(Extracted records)
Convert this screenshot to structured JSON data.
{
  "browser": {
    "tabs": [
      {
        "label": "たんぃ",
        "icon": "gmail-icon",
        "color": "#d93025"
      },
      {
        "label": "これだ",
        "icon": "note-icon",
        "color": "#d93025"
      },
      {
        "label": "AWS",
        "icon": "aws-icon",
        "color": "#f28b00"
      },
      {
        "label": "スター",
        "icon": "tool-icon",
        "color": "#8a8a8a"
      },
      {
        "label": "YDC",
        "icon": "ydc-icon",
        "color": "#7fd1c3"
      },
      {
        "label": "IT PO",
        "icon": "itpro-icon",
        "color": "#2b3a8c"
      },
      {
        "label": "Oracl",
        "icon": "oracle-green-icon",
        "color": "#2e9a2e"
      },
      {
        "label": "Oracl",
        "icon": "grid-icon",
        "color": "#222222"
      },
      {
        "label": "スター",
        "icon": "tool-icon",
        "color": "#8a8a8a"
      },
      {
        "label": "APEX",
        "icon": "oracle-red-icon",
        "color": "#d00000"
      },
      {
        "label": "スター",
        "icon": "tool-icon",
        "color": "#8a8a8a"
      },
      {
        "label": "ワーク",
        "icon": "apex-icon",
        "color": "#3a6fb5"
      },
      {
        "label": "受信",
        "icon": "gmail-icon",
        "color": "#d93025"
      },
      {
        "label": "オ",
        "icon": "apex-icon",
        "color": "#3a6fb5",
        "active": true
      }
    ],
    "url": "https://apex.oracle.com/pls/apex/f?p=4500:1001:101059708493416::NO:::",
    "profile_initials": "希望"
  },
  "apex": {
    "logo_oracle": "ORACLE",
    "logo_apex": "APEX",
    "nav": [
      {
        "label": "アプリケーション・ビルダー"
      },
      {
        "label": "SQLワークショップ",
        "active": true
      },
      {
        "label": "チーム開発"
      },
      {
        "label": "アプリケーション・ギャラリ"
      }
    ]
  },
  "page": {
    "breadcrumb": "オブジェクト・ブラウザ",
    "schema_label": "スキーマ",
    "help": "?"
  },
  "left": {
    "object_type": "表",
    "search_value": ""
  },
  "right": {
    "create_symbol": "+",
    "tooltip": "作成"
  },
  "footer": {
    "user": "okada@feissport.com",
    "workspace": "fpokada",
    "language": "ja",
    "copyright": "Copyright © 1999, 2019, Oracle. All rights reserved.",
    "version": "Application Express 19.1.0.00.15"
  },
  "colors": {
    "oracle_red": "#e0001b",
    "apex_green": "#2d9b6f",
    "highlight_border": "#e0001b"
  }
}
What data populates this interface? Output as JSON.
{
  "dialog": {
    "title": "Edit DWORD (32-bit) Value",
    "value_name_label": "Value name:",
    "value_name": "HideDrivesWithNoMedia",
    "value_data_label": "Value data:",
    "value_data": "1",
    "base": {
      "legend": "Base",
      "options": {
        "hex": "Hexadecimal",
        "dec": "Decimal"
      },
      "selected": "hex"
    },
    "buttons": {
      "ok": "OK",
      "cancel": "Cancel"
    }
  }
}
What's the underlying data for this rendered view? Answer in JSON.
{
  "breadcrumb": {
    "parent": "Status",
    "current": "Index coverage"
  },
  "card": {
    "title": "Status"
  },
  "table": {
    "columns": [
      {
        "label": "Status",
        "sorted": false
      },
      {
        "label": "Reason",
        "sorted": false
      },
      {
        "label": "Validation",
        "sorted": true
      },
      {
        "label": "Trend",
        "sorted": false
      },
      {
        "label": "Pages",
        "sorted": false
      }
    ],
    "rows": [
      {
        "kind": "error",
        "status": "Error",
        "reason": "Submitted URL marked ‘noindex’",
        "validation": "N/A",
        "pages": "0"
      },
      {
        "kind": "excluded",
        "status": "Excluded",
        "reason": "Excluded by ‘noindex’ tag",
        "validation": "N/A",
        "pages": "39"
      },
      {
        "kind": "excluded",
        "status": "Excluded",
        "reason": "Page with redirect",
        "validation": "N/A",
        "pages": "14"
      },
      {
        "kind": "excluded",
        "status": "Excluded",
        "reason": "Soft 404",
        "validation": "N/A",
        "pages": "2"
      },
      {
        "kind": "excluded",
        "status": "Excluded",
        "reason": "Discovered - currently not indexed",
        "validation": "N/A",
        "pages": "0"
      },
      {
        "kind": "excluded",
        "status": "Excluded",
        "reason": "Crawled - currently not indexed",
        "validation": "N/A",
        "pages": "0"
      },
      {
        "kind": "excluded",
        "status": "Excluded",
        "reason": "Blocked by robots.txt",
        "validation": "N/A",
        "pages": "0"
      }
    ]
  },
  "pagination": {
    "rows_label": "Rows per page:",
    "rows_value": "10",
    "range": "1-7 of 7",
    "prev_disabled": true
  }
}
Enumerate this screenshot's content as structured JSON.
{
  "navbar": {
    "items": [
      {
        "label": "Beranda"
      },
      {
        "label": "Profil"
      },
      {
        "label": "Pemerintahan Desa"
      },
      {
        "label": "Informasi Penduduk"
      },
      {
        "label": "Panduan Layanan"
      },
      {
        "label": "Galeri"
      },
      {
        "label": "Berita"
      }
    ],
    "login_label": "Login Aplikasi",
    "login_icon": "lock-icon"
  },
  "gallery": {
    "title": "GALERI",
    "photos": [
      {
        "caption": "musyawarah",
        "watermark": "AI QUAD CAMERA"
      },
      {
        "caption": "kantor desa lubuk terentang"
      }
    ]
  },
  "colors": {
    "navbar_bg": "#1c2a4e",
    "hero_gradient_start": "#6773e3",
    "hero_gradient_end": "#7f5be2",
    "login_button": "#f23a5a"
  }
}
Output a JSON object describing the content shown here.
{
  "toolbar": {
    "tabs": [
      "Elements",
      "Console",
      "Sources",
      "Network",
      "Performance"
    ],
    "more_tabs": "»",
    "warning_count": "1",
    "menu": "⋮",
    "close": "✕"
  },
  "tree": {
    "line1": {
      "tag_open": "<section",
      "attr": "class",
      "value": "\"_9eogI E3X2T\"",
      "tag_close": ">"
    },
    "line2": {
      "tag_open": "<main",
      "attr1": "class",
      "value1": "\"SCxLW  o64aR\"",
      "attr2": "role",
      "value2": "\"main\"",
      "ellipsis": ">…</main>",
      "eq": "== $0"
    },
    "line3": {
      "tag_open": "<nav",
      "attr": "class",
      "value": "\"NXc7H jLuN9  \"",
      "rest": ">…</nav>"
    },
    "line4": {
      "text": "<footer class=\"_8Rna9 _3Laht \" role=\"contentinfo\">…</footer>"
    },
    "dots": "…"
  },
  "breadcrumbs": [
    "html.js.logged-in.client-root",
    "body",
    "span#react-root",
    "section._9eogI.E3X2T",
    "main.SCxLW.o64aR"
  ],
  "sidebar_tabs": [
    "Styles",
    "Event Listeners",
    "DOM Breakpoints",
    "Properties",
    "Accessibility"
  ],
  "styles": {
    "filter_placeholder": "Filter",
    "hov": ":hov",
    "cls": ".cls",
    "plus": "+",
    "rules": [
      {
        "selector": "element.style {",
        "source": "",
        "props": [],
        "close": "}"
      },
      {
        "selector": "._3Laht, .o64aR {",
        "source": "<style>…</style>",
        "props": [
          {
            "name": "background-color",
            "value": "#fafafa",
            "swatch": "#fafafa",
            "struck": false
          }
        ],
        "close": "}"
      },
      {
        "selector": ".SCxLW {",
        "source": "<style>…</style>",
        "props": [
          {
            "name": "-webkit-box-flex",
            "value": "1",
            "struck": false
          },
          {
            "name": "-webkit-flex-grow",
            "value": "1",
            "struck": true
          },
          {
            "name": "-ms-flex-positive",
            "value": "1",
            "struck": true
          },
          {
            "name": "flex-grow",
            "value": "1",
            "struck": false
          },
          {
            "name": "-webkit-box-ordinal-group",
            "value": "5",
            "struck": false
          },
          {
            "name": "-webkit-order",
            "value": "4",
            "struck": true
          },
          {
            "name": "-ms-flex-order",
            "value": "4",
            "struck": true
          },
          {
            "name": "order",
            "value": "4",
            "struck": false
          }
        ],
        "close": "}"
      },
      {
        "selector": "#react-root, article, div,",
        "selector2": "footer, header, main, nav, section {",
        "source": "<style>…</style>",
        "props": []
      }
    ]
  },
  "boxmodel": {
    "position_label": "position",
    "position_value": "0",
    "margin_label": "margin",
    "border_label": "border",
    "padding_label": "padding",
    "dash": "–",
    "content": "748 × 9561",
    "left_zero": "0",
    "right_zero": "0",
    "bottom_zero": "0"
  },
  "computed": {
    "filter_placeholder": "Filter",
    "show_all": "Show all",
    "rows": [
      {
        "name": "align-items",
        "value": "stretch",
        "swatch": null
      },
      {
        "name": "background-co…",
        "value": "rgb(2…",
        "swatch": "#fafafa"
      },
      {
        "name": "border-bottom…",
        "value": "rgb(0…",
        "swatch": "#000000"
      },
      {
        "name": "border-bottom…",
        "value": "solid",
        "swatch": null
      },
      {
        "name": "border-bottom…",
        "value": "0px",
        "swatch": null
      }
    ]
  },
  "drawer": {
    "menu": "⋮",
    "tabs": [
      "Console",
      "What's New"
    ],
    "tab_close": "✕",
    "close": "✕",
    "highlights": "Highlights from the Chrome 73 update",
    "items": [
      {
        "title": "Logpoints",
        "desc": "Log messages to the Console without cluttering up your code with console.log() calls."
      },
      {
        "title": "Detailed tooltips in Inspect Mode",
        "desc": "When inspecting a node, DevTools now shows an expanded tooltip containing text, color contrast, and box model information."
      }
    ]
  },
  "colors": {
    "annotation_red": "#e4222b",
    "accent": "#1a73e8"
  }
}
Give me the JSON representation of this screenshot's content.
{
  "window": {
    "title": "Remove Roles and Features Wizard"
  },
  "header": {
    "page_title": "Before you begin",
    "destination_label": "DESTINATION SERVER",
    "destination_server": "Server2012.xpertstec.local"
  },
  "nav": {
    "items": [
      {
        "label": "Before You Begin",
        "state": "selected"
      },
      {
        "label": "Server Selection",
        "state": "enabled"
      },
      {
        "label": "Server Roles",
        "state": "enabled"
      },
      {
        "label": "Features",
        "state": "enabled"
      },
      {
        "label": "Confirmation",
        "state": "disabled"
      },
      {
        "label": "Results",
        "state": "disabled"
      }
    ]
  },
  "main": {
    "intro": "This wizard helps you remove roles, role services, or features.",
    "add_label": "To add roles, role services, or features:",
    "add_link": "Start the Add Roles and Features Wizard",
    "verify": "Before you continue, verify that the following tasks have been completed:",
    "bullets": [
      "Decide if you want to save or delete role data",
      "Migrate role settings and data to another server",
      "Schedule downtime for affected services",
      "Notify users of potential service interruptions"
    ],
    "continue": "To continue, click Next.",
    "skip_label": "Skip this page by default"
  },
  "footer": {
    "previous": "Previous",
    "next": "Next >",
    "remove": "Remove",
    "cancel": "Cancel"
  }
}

- [The exercise]: Gather up, from the records above, each line where the word "screenshot" appears.

- [The reply]:
Convert this screenshot to structured JSON data.
Enumerate this screenshot's content as structured JSON.
Give me the JSON representation of this screenshot's content.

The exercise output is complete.